What is expected >>
Transcribe each record exactly. Include every one.

# Dataset rows start

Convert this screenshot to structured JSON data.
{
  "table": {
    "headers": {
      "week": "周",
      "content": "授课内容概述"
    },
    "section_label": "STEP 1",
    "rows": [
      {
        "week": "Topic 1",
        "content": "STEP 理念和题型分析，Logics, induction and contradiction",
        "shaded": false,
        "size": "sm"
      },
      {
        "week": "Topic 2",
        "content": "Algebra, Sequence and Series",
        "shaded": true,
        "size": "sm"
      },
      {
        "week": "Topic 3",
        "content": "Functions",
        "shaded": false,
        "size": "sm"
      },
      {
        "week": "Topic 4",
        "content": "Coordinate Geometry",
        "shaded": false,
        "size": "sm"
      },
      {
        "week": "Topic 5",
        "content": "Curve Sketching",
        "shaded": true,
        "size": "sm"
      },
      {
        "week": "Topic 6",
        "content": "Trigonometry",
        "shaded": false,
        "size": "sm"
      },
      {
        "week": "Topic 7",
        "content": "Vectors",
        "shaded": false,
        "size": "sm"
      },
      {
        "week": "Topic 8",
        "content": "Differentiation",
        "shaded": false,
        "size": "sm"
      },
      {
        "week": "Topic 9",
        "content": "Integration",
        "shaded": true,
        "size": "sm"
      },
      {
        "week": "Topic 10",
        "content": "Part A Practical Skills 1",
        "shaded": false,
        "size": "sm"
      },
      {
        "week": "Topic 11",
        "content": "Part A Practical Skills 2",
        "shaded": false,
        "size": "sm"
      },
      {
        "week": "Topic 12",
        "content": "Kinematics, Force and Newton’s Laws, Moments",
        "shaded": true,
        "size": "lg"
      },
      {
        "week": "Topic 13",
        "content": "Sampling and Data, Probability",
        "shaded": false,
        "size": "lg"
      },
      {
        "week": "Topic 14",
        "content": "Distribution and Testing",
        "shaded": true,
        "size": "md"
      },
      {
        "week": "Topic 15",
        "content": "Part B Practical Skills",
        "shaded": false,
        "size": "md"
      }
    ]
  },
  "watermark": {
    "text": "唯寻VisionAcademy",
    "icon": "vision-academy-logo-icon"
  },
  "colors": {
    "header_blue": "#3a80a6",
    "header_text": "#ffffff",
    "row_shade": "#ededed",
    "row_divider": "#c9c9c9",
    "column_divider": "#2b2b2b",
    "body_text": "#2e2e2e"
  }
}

# Dataset rows end

Finished answer >>
Convert this screenshot to structured JSON data.
{
  "table": {
    "headers": {
      "week": "周",
      "content": "授课内容概述"
    },
    "section_label": "STEP 1",
    "rows": [
      {
        "week": "Topic 1",
        "content": "STEP 理念和题型分析，Logics, induction and contradiction",
        "shaded": false,
        "size": "sm"
      },
      {
        "week": "Topic 2",
        "content": "Algebra, Sequence and Series",
        "shaded": true,
        "size": "sm"
      },
      {
        "week": "Topic 3",
        "content": "Functions",
        "shaded": false,
        "size": "sm"
      },
      {
        "week": "Topic 4",
        "content": "Coordinate Geometry",
        "shaded": false,
        "size": "sm"
      },
      {
        "week": "Topic 5",
        "content": "Curve Sketching",
        "shaded": true,
        "size": "sm"
      },
      {
        "week": "Topic 6",
        "content": "Trigonometry",
        "shaded": false,
        "size": "sm"
      },
      {
        "week": "Topic 7",
        "content": "Vectors",
        "shaded": false,
        "size": "sm"
      },
      {
        "week": "Topic 8",
        "content": "Differentiation",
        "shaded": false,
        "size": "sm"
      },
      {
        "week": "Topic 9",
        "content": "Integration",
        "shaded": true,
        "size": "sm"
      },
      {
        "week": "Topic 10",
        "content": "Part A Practical Skills 1",
        "shaded": false,
        "size": "sm"
      },
      {
        "week": "Topic 11",
        "content": "Part A Practical Skills 2",
        "shaded": false,
        "size": "sm"
      },
      {
        "week": "Topic 12",
        "content": "Kinematics, Force and Newton’s Laws, Moments",
        "shaded": true,
        "size": "lg"
      },
      {
        "week": "Topic 13",
        "content": "Sampling and Data, Probability",
        "shaded": false,
        "size": "lg"
      },
      {
        "week": "Topic 14",
        "content": "Distribution and Testing",
        "shaded": true,
        "size": "md"
      },
      {
        "week": "Topic 15",
        "content": "Part B Practical Skills",
        "shaded": false,
        "size": "md"
      }
    ]
  },
  "watermark": {
    "text": "唯寻VisionAcademy",
    "icon": "vision-academy-logo-icon"
  },
  "colors": {
    "header_blue": "#3a80a6",
    "header_text": "#ffffff",
    "row_shade": "#ededed",
    "row_divider": "#c9c9c9",
    "column_divider": "#2b2b2b",
    "body_text": "#2e2e2e"
  }
}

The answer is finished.